-- Start AVAILABLE DATA --

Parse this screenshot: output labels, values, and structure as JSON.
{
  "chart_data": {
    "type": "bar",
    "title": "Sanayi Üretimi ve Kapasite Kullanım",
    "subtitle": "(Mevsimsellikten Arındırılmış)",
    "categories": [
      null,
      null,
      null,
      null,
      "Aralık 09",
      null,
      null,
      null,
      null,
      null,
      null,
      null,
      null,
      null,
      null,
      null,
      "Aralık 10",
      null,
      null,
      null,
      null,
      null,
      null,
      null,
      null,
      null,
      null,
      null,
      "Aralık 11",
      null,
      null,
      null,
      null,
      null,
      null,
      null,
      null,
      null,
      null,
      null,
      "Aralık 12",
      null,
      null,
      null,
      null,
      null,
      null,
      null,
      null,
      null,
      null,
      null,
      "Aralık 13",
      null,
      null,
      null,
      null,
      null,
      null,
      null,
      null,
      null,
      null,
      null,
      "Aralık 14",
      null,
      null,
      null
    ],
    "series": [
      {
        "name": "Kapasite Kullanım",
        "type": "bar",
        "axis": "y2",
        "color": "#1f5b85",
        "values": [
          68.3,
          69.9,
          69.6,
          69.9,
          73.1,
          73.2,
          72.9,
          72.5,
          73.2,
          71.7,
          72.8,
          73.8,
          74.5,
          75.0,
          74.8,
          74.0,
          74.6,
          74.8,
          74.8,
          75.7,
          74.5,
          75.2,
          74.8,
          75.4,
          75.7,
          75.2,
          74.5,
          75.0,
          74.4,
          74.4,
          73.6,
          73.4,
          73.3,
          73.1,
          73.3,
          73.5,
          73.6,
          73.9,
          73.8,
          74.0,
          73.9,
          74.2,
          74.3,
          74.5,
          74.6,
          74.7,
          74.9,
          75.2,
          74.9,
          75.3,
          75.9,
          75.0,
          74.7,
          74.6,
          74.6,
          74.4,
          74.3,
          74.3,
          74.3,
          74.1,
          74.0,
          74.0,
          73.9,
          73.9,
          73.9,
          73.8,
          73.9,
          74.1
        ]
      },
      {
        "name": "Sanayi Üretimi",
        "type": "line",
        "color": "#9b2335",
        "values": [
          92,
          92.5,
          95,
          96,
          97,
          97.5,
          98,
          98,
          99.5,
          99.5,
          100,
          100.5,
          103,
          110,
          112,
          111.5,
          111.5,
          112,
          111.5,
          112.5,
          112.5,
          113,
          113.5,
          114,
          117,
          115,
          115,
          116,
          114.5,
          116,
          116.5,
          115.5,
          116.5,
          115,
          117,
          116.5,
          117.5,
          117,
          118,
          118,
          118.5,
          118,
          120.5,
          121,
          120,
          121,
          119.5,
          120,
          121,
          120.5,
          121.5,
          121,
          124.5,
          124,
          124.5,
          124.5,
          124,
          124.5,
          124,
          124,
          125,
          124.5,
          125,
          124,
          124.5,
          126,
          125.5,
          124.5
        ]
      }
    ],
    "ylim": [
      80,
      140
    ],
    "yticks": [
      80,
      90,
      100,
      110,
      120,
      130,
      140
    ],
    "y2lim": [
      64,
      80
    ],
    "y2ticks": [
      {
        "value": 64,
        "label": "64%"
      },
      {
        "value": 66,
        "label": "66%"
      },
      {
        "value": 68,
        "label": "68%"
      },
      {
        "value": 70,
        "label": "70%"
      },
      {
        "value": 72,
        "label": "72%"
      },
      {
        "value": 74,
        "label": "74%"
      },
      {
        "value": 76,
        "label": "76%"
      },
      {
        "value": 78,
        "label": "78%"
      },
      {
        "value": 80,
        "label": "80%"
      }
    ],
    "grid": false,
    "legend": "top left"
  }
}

-- End AVAILABLE DATA --

▶ **EXERCISE**
Copy out each line of the listing that holds "Kapasite".

▶ **TASK OUTPUT**
    "title": "Sanayi Üretimi ve Kapasite Kullanım",
        "name": "Kapasite Kullanım",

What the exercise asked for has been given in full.